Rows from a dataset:

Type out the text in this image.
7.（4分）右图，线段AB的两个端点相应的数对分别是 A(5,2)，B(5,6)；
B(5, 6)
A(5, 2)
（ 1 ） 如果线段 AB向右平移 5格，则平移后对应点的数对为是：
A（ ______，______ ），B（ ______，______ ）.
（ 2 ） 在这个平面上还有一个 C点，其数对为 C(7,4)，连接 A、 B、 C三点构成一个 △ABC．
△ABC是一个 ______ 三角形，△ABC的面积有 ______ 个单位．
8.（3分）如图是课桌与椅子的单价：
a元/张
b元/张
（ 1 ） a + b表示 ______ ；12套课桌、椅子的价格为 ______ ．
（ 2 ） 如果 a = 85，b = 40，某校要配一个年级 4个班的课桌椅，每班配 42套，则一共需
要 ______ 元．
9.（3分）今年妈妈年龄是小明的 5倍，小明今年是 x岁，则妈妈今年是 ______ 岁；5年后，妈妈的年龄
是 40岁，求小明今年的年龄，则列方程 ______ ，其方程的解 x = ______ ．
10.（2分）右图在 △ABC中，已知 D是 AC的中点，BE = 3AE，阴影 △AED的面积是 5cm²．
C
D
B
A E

• _Short problem_
Return the entries above exactly, each one complete.

• _Worked solution_
Type out the text in this image.
7.（4分）右图，线段AB的两个端点相应的数对分别是 A(5,2)，B(5,6)；
B(5, 6)
A(5, 2)
（ 1 ） 如果线段 AB向右平移 5格，则平移后对应点的数对为是：
A（ ______，______ ），B（ ______，______ ）.
（ 2 ） 在这个平面上还有一个 C点，其数对为 C(7,4)，连接 A、 B、 C三点构成一个 △ABC．
△ABC是一个 ______ 三角形，△ABC的面积有 ______ 个单位．
8.（3分）如图是课桌与椅子的单价：
a元/张
b元/张
（ 1 ） a + b表示 ______ ；12套课桌、椅子的价格为 ______ ．
（ 2 ） 如果 a = 85，b = 40，某校要配一个年级 4个班的课桌椅，每班配 42套，则一共需
要 ______ 元．
9.（3分）今年妈妈年龄是小明的 5倍，小明今年是 x岁，则妈妈今年是 ______ 岁；5年后，妈妈的年龄
是 40岁，求小明今年的年龄，则列方程 ______ ，其方程的解 x = ______ ．
10.（2分）右图在 △ABC中，已知 D是 AC的中点，BE = 3AE，阴影 △AED的面积是 5cm²．
C
D
B
A E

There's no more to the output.